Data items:
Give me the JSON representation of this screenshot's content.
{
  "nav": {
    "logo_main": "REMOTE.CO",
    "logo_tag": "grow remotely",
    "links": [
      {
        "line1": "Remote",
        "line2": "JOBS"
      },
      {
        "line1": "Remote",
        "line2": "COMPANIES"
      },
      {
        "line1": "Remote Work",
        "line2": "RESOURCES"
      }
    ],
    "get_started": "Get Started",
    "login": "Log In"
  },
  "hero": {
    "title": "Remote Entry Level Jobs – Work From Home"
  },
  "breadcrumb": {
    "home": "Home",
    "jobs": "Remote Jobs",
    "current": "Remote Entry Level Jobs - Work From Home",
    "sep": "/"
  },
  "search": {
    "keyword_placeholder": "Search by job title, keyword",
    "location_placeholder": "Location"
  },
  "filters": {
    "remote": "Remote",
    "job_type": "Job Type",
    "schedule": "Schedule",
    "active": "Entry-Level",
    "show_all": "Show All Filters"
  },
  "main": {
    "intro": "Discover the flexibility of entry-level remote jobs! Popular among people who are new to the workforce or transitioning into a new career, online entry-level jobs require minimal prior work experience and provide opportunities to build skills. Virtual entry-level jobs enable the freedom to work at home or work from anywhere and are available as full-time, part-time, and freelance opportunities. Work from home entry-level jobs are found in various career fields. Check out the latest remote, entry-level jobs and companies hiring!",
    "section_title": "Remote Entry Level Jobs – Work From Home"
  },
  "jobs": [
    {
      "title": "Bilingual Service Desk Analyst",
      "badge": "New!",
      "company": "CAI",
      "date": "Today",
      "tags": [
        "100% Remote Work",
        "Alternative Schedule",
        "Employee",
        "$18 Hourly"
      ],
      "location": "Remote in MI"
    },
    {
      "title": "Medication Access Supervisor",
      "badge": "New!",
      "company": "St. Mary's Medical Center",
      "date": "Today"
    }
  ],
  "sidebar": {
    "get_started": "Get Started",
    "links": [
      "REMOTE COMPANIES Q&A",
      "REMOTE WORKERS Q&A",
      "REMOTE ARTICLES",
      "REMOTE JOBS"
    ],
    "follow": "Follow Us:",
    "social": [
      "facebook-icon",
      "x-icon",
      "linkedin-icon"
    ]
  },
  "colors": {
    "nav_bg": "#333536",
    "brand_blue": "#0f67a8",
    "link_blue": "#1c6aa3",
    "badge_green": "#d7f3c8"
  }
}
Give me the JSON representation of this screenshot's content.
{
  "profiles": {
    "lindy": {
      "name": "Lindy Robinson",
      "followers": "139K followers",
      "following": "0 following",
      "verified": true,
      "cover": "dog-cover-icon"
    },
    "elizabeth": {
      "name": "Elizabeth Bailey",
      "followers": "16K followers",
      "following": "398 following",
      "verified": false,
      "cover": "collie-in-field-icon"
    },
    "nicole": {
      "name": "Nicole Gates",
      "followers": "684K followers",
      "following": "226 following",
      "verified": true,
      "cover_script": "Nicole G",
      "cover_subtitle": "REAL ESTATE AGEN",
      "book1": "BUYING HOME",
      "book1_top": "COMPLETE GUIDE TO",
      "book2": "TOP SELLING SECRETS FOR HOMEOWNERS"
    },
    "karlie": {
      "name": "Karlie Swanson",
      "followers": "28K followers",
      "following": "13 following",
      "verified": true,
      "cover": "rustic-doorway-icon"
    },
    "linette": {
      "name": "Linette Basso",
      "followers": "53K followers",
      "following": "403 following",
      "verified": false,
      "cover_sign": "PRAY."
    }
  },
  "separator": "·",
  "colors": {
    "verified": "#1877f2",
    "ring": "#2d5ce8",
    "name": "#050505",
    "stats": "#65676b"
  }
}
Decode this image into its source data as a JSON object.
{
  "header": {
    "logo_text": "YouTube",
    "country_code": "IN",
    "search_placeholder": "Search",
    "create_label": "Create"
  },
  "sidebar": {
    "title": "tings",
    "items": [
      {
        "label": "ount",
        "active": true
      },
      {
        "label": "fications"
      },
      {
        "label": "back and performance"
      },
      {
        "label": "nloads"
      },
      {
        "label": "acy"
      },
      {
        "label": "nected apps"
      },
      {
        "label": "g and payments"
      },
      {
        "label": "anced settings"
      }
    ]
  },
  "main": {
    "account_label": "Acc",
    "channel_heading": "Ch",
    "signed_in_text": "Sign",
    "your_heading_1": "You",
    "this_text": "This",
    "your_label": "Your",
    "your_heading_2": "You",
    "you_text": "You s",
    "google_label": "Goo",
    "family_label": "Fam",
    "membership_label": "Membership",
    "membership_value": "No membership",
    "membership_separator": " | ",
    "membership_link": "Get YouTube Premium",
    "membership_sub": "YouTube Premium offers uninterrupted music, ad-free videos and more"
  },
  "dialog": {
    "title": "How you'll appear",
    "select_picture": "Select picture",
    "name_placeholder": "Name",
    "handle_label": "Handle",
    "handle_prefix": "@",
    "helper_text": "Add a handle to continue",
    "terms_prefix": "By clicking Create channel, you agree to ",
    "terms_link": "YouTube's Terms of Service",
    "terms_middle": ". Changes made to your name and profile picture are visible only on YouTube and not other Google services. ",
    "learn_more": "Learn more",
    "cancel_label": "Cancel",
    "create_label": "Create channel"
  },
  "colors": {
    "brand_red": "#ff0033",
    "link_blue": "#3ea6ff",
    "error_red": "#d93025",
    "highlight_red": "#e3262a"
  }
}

● **Required work**
Find every line that has "more" in it, then return those lines.

● **Written answer**
    "membership_sub": "YouTube Premium offers uninterrupted music, ad-free videos and more"
    "learn_more": "Learn more",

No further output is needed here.